§ **Information shown**
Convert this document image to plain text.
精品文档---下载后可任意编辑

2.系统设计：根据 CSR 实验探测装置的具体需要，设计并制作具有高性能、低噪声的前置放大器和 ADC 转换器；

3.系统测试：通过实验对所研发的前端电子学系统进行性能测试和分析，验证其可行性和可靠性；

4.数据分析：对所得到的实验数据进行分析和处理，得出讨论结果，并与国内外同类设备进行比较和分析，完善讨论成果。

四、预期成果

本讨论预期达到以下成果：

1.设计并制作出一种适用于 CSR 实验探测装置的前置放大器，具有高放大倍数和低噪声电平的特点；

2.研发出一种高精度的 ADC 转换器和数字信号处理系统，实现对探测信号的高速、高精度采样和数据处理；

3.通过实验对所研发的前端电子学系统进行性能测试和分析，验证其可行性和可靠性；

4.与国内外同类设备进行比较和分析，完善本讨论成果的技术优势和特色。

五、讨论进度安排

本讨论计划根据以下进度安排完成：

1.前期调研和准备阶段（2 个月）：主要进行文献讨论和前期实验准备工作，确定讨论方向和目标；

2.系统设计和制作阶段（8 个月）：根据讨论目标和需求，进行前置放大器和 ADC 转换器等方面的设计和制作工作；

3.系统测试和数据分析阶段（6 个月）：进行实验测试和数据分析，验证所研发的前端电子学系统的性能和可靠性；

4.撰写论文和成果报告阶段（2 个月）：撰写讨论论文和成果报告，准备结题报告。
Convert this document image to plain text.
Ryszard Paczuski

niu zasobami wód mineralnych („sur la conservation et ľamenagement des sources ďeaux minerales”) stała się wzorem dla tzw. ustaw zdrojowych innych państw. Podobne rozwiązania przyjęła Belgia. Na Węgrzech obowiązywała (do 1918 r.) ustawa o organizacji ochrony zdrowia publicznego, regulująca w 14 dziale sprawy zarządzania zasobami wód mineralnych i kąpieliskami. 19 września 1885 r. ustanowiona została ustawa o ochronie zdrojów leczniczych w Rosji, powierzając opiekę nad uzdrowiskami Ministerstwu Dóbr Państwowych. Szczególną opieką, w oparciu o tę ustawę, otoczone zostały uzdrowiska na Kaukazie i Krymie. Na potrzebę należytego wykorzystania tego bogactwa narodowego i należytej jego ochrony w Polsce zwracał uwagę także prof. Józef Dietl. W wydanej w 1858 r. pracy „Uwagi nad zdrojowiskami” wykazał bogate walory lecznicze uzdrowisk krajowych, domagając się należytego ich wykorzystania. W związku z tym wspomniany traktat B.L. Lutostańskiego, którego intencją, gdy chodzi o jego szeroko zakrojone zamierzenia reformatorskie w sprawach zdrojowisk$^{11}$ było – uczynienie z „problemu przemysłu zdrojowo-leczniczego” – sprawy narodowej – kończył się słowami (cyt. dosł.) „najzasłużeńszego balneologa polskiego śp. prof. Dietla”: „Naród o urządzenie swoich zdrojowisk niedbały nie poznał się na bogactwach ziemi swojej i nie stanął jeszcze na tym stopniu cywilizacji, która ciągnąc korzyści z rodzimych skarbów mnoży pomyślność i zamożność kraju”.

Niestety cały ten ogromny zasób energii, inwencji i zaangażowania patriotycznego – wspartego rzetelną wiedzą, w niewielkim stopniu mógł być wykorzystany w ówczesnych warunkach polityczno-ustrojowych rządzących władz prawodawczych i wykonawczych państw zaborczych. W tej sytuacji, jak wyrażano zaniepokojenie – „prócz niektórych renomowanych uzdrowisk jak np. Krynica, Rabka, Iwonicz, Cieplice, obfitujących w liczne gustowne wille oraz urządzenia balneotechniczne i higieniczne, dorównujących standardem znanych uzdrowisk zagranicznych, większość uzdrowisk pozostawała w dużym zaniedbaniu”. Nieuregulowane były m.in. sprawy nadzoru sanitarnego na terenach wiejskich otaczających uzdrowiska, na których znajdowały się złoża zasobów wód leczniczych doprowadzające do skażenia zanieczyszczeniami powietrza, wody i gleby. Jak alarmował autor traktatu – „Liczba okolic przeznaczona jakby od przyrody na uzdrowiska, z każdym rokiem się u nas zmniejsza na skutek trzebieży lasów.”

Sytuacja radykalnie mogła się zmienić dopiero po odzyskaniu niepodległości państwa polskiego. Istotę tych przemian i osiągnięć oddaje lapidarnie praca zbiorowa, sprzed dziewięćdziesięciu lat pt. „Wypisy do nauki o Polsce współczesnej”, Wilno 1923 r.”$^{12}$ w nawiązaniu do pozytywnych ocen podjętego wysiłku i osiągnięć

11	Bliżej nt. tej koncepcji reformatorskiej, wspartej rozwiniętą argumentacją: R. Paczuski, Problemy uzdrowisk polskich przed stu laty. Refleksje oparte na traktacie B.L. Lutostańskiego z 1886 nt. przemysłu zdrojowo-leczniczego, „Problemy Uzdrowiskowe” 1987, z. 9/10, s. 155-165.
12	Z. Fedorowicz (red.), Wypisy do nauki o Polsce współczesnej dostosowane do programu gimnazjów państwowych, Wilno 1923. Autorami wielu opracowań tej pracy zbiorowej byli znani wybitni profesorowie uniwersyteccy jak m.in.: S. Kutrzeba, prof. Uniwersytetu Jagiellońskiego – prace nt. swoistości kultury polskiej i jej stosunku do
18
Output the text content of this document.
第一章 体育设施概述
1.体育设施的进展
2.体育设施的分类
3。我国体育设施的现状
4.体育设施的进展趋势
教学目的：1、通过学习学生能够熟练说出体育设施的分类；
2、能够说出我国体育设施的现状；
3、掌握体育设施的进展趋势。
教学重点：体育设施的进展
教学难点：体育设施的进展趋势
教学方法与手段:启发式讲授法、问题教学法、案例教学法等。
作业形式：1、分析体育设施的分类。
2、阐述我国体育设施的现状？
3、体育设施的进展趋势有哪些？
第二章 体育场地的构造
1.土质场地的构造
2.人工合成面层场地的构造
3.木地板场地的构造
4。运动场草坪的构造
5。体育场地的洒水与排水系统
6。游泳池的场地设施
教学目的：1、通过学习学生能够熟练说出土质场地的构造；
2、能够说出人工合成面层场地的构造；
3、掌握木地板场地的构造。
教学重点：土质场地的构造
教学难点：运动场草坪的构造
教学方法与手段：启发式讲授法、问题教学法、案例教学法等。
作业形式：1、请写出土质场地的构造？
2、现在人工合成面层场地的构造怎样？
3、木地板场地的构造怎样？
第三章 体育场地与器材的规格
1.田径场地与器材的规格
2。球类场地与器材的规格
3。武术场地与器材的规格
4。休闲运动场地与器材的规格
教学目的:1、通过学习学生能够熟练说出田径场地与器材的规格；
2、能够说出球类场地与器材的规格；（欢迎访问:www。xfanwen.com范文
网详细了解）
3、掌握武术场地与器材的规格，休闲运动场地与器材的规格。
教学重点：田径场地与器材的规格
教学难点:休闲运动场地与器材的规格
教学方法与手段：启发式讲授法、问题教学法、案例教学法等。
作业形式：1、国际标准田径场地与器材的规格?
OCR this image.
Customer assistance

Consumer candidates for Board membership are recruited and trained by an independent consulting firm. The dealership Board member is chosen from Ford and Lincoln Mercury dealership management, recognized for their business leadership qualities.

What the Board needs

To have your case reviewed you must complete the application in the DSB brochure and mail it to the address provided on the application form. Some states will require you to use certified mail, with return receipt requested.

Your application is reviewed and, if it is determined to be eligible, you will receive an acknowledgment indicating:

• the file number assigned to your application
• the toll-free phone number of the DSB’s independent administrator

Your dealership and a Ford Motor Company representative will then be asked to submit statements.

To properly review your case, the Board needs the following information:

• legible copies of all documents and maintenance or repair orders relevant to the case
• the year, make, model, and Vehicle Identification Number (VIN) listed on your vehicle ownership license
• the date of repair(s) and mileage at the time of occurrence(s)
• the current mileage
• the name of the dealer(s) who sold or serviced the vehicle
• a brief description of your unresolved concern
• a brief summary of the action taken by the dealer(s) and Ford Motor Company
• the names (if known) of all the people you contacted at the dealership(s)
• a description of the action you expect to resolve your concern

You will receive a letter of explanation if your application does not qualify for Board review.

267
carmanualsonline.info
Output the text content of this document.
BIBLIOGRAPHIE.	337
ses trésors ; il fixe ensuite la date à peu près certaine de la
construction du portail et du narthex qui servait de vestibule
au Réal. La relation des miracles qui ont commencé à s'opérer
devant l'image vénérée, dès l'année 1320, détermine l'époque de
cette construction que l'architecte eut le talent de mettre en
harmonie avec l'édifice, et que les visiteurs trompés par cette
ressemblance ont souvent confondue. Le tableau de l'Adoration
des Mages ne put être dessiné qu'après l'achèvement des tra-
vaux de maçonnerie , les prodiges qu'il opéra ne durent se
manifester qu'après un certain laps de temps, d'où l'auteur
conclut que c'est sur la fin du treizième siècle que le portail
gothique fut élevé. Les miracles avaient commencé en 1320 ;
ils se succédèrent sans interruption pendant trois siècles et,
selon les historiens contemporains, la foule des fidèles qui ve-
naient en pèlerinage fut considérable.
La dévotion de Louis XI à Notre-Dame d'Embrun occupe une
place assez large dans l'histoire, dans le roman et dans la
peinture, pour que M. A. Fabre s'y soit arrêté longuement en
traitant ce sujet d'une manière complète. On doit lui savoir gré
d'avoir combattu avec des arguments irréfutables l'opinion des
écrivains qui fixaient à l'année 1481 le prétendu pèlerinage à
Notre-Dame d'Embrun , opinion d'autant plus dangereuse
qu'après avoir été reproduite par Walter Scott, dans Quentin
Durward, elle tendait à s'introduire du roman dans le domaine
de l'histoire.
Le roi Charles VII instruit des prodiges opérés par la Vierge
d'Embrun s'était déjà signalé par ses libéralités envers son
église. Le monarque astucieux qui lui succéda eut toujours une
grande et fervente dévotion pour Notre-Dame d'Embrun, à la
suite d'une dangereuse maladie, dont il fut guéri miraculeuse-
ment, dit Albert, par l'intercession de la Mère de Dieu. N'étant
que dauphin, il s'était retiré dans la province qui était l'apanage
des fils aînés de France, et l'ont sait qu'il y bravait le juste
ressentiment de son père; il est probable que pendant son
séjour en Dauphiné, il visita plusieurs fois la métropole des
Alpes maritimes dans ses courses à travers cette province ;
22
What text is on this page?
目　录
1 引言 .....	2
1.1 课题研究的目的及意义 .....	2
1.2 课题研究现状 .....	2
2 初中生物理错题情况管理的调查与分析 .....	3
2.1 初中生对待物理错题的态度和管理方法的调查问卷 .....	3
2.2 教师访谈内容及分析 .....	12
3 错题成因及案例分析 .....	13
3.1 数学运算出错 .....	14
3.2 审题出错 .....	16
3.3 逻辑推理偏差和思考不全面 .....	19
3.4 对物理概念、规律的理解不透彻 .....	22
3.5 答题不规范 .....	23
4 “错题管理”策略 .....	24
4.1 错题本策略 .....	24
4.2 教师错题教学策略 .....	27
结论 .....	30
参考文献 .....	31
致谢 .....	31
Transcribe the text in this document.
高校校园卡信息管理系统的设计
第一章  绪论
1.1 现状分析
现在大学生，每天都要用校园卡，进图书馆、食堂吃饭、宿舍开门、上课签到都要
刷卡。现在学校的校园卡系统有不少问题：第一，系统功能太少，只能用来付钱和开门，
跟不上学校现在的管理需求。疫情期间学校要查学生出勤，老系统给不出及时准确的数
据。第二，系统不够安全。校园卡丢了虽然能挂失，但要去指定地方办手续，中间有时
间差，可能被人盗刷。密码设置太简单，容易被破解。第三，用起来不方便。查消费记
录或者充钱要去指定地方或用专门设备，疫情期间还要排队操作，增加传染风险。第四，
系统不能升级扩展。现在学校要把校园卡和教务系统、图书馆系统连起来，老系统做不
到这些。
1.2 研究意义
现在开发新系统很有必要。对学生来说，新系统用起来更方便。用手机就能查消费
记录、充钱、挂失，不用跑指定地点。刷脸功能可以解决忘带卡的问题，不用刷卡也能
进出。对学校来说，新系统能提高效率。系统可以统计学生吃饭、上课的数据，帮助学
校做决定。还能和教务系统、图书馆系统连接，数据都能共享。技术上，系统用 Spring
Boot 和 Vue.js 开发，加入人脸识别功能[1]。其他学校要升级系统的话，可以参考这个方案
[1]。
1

§ **Exercise aim**
Find the lines with the string "avec" and reproduce them.

§ **Response**
harmonie avec l'édifice, et que les visiteurs trompés par cette
d'avoir combattu avec des arguments irréfutables l'opinion des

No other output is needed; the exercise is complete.